## WHAT IS BEING ASKED:
Search the material below for the string "right" and extract each line that has it.

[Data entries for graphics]
= = = =

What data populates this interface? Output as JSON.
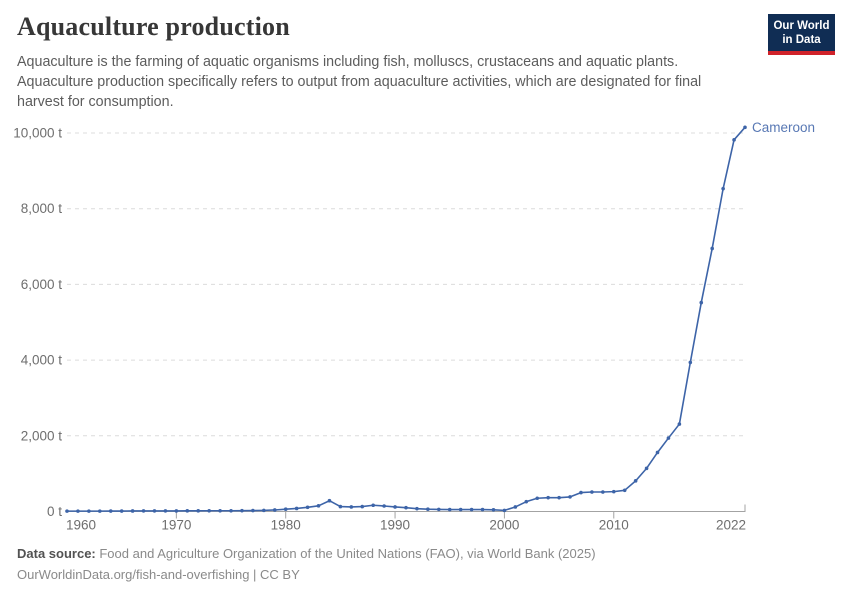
{
  "header": {
    "title": "Aquaculture production",
    "subtitle": "Aquaculture is the farming of aquatic organisms including fish, molluscs, crustaceans and aquatic plants. Aquaculture production specifically refers to output from aquaculture activities, which are designated for final harvest for consumption.",
    "logo": {
      "line1": "Our World",
      "line2": "in Data",
      "bg_color": "#102d54",
      "accent_color": "#d0222a"
    }
  },
  "chart_data": {
    "type": "line",
    "title": "Aquaculture production",
    "xlabel": "",
    "ylabel": "",
    "unit": "t",
    "xlim": [
      1960,
      2022
    ],
    "ylim": [
      0,
      10000
    ],
    "grid": "horizontal-dashed",
    "x_ticks": [
      1960,
      1970,
      1980,
      1990,
      2000,
      2010,
      2022
    ],
    "y_ticks": [
      0,
      2000,
      4000,
      6000,
      8000,
      10000
    ],
    "y_tick_labels": [
      "0 t",
      "2,000 t",
      "4,000 t",
      "6,000 t",
      "8,000 t",
      "10,000 t"
    ],
    "axis_color": "#a3a3a3",
    "gridline_color": "#dcdcdc",
    "tick_label_color": "#6e6e6e",
    "series": [
      {
        "name": "Cameroon",
        "color": "#3d64a8",
        "label_color": "#5878b4",
        "x": [
          1960,
          1961,
          1962,
          1963,
          1964,
          1965,
          1966,
          1967,
          1968,
          1969,
          1970,
          1971,
          1972,
          1973,
          1974,
          1975,
          1976,
          1977,
          1978,
          1979,
          1980,
          1981,
          1982,
          1983,
          1984,
          1985,
          1986,
          1987,
          1988,
          1989,
          1990,
          1991,
          1992,
          1993,
          1994,
          1995,
          1996,
          1997,
          1998,
          1999,
          2000,
          2001,
          2002,
          2003,
          2004,
          2005,
          2006,
          2007,
          2008,
          2009,
          2010,
          2011,
          2012,
          2013,
          2014,
          2015,
          2016,
          2017,
          2018,
          2019,
          2020,
          2021,
          2022
        ],
        "values": [
          10,
          10,
          10,
          10,
          12,
          12,
          14,
          15,
          15,
          15,
          16,
          18,
          18,
          20,
          20,
          20,
          22,
          25,
          30,
          40,
          60,
          80,
          110,
          150,
          285,
          130,
          120,
          130,
          165,
          145,
          120,
          100,
          75,
          60,
          55,
          50,
          50,
          50,
          50,
          45,
          30,
          120,
          260,
          350,
          365,
          365,
          385,
          500,
          515,
          515,
          525,
          560,
          810,
          1140,
          1560,
          1940,
          2310,
          3940,
          5520,
          6950,
          8530,
          9820,
          10150
        ]
      }
    ],
    "end_label": "Cameroon"
  },
  "footer": {
    "datasource_label": "Data source:",
    "datasource_text": " Food and Agriculture Organization of the United Nations (FAO), via World Bank (2025)",
    "link_line": "OurWorldinData.org/fish-and-overfishing | CC BY"
  }
}
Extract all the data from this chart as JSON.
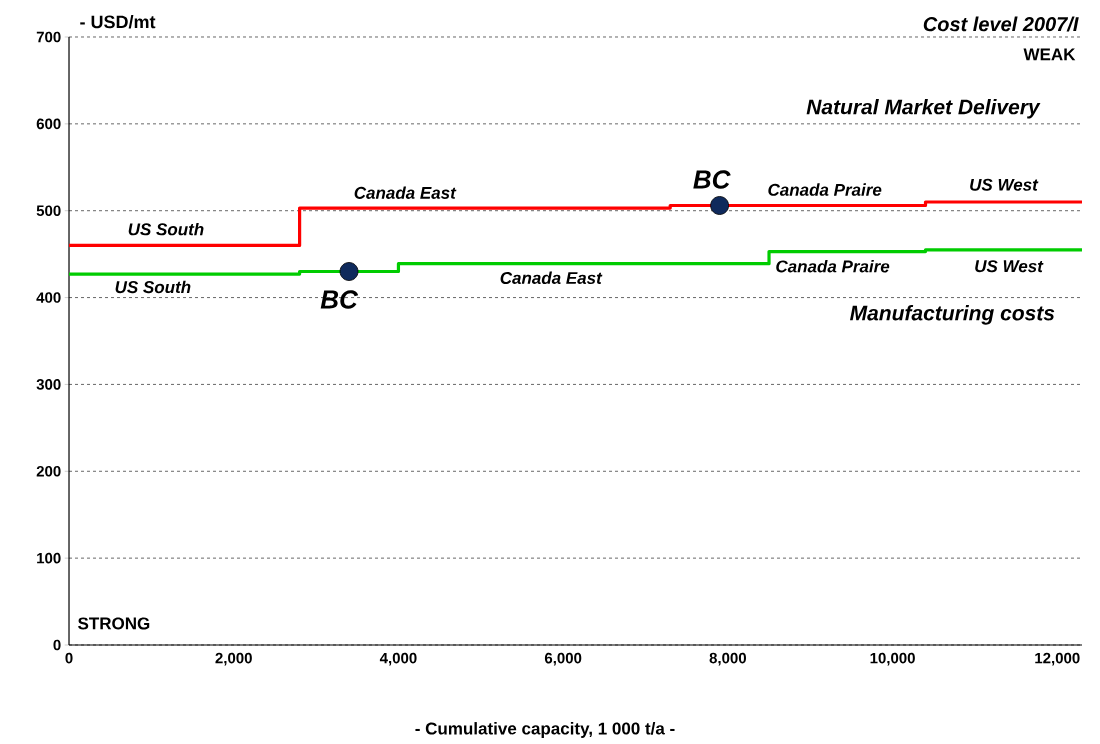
{
  "chart_data": {
    "type": "step",
    "ylabel": "- USD/mt",
    "xlabel": "- Cumulative capacity, 1 000 t/a -",
    "xlim": [
      0,
      12300
    ],
    "ylim": [
      0,
      700
    ],
    "xticks": [
      0,
      {
        "value": 2000,
        "label": "2,000"
      },
      {
        "value": 4000,
        "label": "4,000"
      },
      {
        "value": 6000,
        "label": "6,000"
      },
      {
        "value": 8000,
        "label": "8,000"
      },
      {
        "value": 10000,
        "label": "10,000"
      },
      {
        "value": 12000,
        "label": "12,000"
      }
    ],
    "yticks": [
      0,
      100,
      200,
      300,
      400,
      500,
      600,
      700
    ],
    "grid": "y",
    "marker": "none",
    "line_style": "solid",
    "series": [
      {
        "color": "#ff0000",
        "x": [
          0,
          2800,
          7300,
          10400,
          12300
        ],
        "values": [
          460,
          503,
          506,
          510,
          510
        ]
      },
      {
        "color": "#00cc00",
        "x": [
          0,
          2800,
          4000,
          8500,
          10400,
          12300
        ],
        "values": [
          427,
          430,
          439,
          453,
          455,
          455
        ]
      },
      {
        "type": "scatter",
        "color": "#0f2a5c",
        "marker": "circle",
        "x": [
          3400,
          7900
        ],
        "values": [
          430,
          506
        ]
      }
    ],
    "annotations": [
      "Cost level 2007/I",
      "WEAK",
      "STRONG",
      "Natural Market Delivery",
      "Manufacturing costs",
      "US South",
      "Canada East",
      "Canada Praire",
      "US West",
      "US South",
      "Canada East",
      "Canada Praire",
      "US West",
      {
        "text": "BC",
        "x": 3400,
        "y": 430
      },
      {
        "text": "BC",
        "x": 7900,
        "y": 506
      }
    ]
  }
}
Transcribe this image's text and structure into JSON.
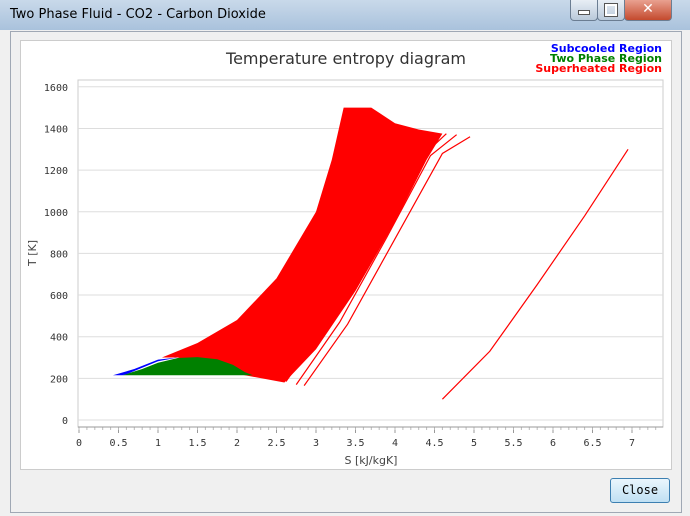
{
  "window": {
    "title": "Two Phase Fluid - CO2 - Carbon Dioxide",
    "close_button": "Close"
  },
  "chart_data": {
    "type": "area",
    "title": "Temperature entropy diagram",
    "xlabel": "S [kJ/kgK]",
    "ylabel": "T [K]",
    "xlim": [
      0,
      7.3
    ],
    "ylim": [
      -20,
      1620
    ],
    "xticks": [
      "0",
      "0.5",
      "1",
      "1.5",
      "2",
      "2.5",
      "3",
      "3.5",
      "4",
      "4.5",
      "5",
      "5.5",
      "6",
      "6.5",
      "7"
    ],
    "yticks": [
      "0",
      "200",
      "400",
      "600",
      "800",
      "1000",
      "1200",
      "1400",
      "1600"
    ],
    "legend": [
      "Subcooled Region",
      "Two Phase Region",
      "Superheated Region"
    ],
    "legend_placement": "top-right",
    "colors": {
      "subcooled": "#0000ff",
      "twophase": "#008000",
      "superheated": "#ff0000"
    },
    "regions": [
      {
        "name": "Subcooled Region",
        "points": [
          [
            0.43,
            215
          ],
          [
            0.7,
            245
          ],
          [
            1.0,
            290
          ],
          [
            1.25,
            300
          ],
          [
            1.0,
            282
          ],
          [
            0.6,
            220
          ],
          [
            0.55,
            215
          ]
        ]
      },
      {
        "name": "Two Phase Region",
        "points": [
          [
            0.55,
            215
          ],
          [
            0.8,
            245
          ],
          [
            1.0,
            275
          ],
          [
            1.25,
            298
          ],
          [
            1.5,
            302
          ],
          [
            1.75,
            292
          ],
          [
            1.95,
            265
          ],
          [
            2.1,
            230
          ],
          [
            2.2,
            215
          ]
        ]
      },
      {
        "name": "Superheated Region",
        "points": [
          [
            1.05,
            300
          ],
          [
            1.5,
            370
          ],
          [
            2.0,
            480
          ],
          [
            2.5,
            680
          ],
          [
            3.0,
            1000
          ],
          [
            3.2,
            1250
          ],
          [
            3.35,
            1500
          ],
          [
            3.7,
            1500
          ],
          [
            4.0,
            1425
          ],
          [
            4.3,
            1395
          ],
          [
            4.6,
            1375
          ],
          [
            4.4,
            1250
          ],
          [
            4.0,
            950
          ],
          [
            3.5,
            620
          ],
          [
            3.0,
            340
          ],
          [
            2.6,
            180
          ],
          [
            2.1,
            215
          ],
          [
            1.25,
            300
          ]
        ]
      }
    ],
    "isobar_lines": [
      [
        [
          2.62,
          185
        ],
        [
          3.2,
          500
        ],
        [
          3.8,
          900
        ],
        [
          4.3,
          1250
        ],
        [
          4.65,
          1375
        ]
      ],
      [
        [
          2.75,
          170
        ],
        [
          3.3,
          470
        ],
        [
          3.9,
          880
        ],
        [
          4.45,
          1270
        ],
        [
          4.78,
          1370
        ]
      ],
      [
        [
          2.85,
          165
        ],
        [
          3.4,
          460
        ],
        [
          4.0,
          870
        ],
        [
          4.6,
          1280
        ],
        [
          4.95,
          1360
        ]
      ],
      [
        [
          4.6,
          100
        ],
        [
          5.2,
          330
        ],
        [
          5.8,
          650
        ],
        [
          6.4,
          980
        ],
        [
          6.95,
          1300
        ]
      ]
    ]
  }
}
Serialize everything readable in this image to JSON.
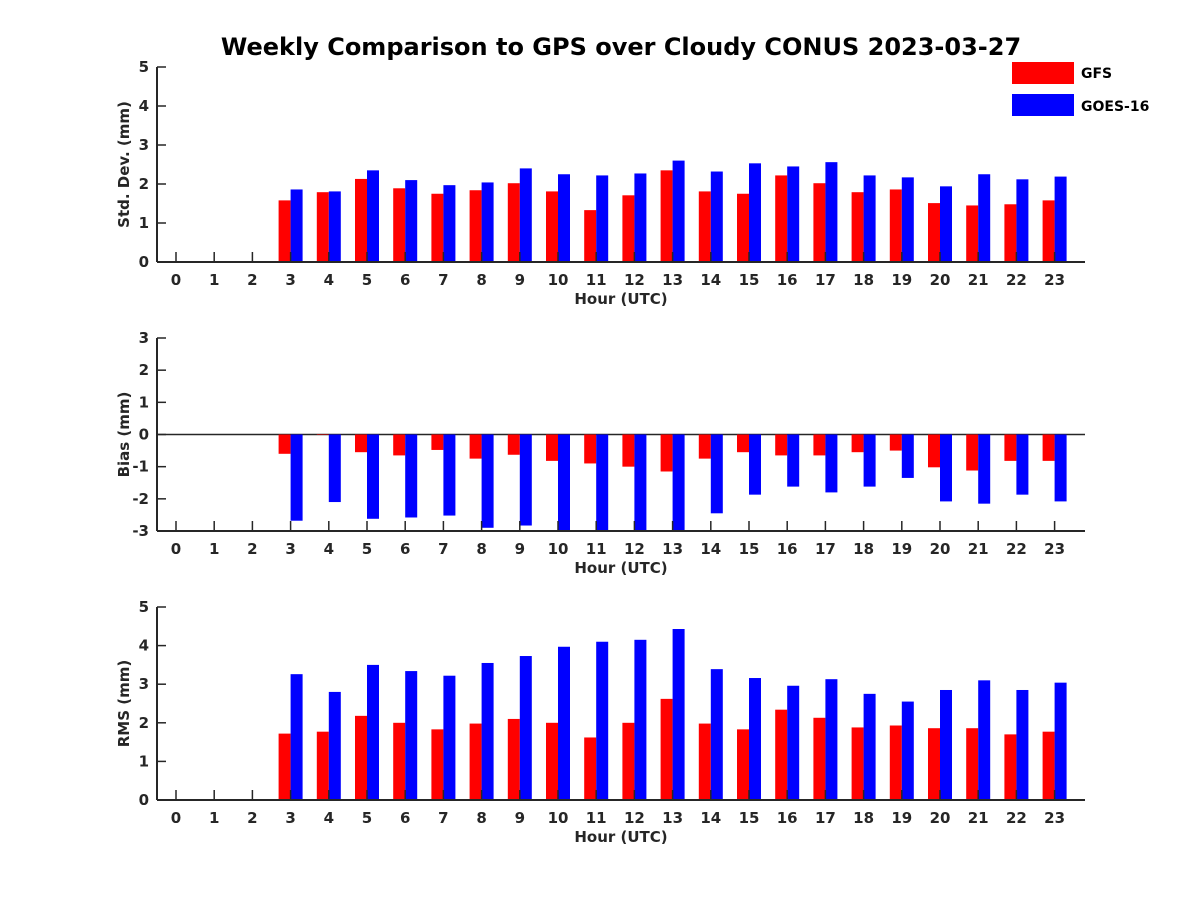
{
  "chart_data": {
    "title": "Weekly Comparison to GPS over Cloudy CONUS 2023-03-27",
    "legend": {
      "placement": "top-right",
      "entries": [
        {
          "name": "GFS",
          "color": "#ff0000"
        },
        {
          "name": "GOES-16",
          "color": "#0000ff"
        }
      ]
    },
    "panels": [
      {
        "type": "bar",
        "ylabel": "Std. Dev. (mm)",
        "xlabel": "Hour (UTC)",
        "ylim": [
          0,
          5
        ],
        "yticks": [
          "0",
          "1",
          "2",
          "3",
          "4",
          "5"
        ],
        "categories": [
          "0",
          "1",
          "2",
          "3",
          "4",
          "5",
          "6",
          "7",
          "8",
          "9",
          "10",
          "11",
          "12",
          "13",
          "14",
          "15",
          "16",
          "17",
          "18",
          "19",
          "20",
          "21",
          "22",
          "23"
        ],
        "series": [
          {
            "name": "GFS",
            "color": "#ff0000",
            "values": [
              null,
              null,
              null,
              1.58,
              1.79,
              2.13,
              1.89,
              1.75,
              1.84,
              2.02,
              1.81,
              1.33,
              1.71,
              2.35,
              1.81,
              1.75,
              2.22,
              2.02,
              1.79,
              1.86,
              1.51,
              1.45,
              1.48,
              1.58
            ]
          },
          {
            "name": "GOES-16",
            "color": "#0000ff",
            "values": [
              null,
              null,
              null,
              1.86,
              1.81,
              2.35,
              2.1,
              1.97,
              2.04,
              2.4,
              2.25,
              2.22,
              2.27,
              2.6,
              2.32,
              2.53,
              2.45,
              2.56,
              2.22,
              2.17,
              1.94,
              2.25,
              2.12,
              2.19
            ]
          }
        ]
      },
      {
        "type": "bar",
        "ylabel": "Bias (mm)",
        "xlabel": "Hour (UTC)",
        "ylim": [
          -3,
          3
        ],
        "yticks": [
          "-3",
          "-2",
          "-1",
          "0",
          "1",
          "2",
          "3"
        ],
        "categories": [
          "0",
          "1",
          "2",
          "3",
          "4",
          "5",
          "6",
          "7",
          "8",
          "9",
          "10",
          "11",
          "12",
          "13",
          "14",
          "15",
          "16",
          "17",
          "18",
          "19",
          "20",
          "21",
          "22",
          "23"
        ],
        "series": [
          {
            "name": "GFS",
            "color": "#ff0000",
            "values": [
              null,
              null,
              null,
              -0.6,
              0,
              -0.55,
              -0.65,
              -0.48,
              -0.75,
              -0.63,
              -0.82,
              -0.9,
              -1.0,
              -1.15,
              -0.75,
              -0.55,
              -0.65,
              -0.65,
              -0.55,
              -0.5,
              -1.02,
              -1.12,
              -0.82,
              -0.82
            ]
          },
          {
            "name": "GOES-16",
            "color": "#0000ff",
            "values": [
              null,
              null,
              null,
              -2.68,
              -2.1,
              -2.62,
              -2.58,
              -2.52,
              -2.9,
              -2.83,
              -3.0,
              -3.0,
              -3.0,
              -3.0,
              -2.45,
              -1.87,
              -1.62,
              -1.8,
              -1.62,
              -1.35,
              -2.08,
              -2.15,
              -1.87,
              -2.08
            ]
          }
        ]
      },
      {
        "type": "bar",
        "ylabel": "RMS (mm)",
        "xlabel": "Hour (UTC)",
        "ylim": [
          0,
          5
        ],
        "yticks": [
          "0",
          "1",
          "2",
          "3",
          "4",
          "5"
        ],
        "categories": [
          "0",
          "1",
          "2",
          "3",
          "4",
          "5",
          "6",
          "7",
          "8",
          "9",
          "10",
          "11",
          "12",
          "13",
          "14",
          "15",
          "16",
          "17",
          "18",
          "19",
          "20",
          "21",
          "22",
          "23"
        ],
        "series": [
          {
            "name": "GFS",
            "color": "#ff0000",
            "values": [
              null,
              null,
              null,
              1.72,
              1.77,
              2.18,
              2.0,
              1.83,
              1.98,
              2.1,
              2.0,
              1.62,
              2.0,
              2.62,
              1.98,
              1.83,
              2.34,
              2.13,
              1.88,
              1.93,
              1.86,
              1.86,
              1.7,
              1.77
            ]
          },
          {
            "name": "GOES-16",
            "color": "#0000ff",
            "values": [
              null,
              null,
              null,
              3.26,
              2.8,
              3.5,
              3.34,
              3.22,
              3.55,
              3.73,
              3.97,
              4.1,
              4.15,
              4.43,
              3.39,
              3.16,
              2.96,
              3.13,
              2.75,
              2.55,
              2.85,
              3.1,
              2.85,
              3.04
            ]
          }
        ]
      }
    ]
  }
}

= = = =

## RESPONSE FOR THIS EXERCISE:
    "legend_placement": "top-right",
      "placement": "top-right",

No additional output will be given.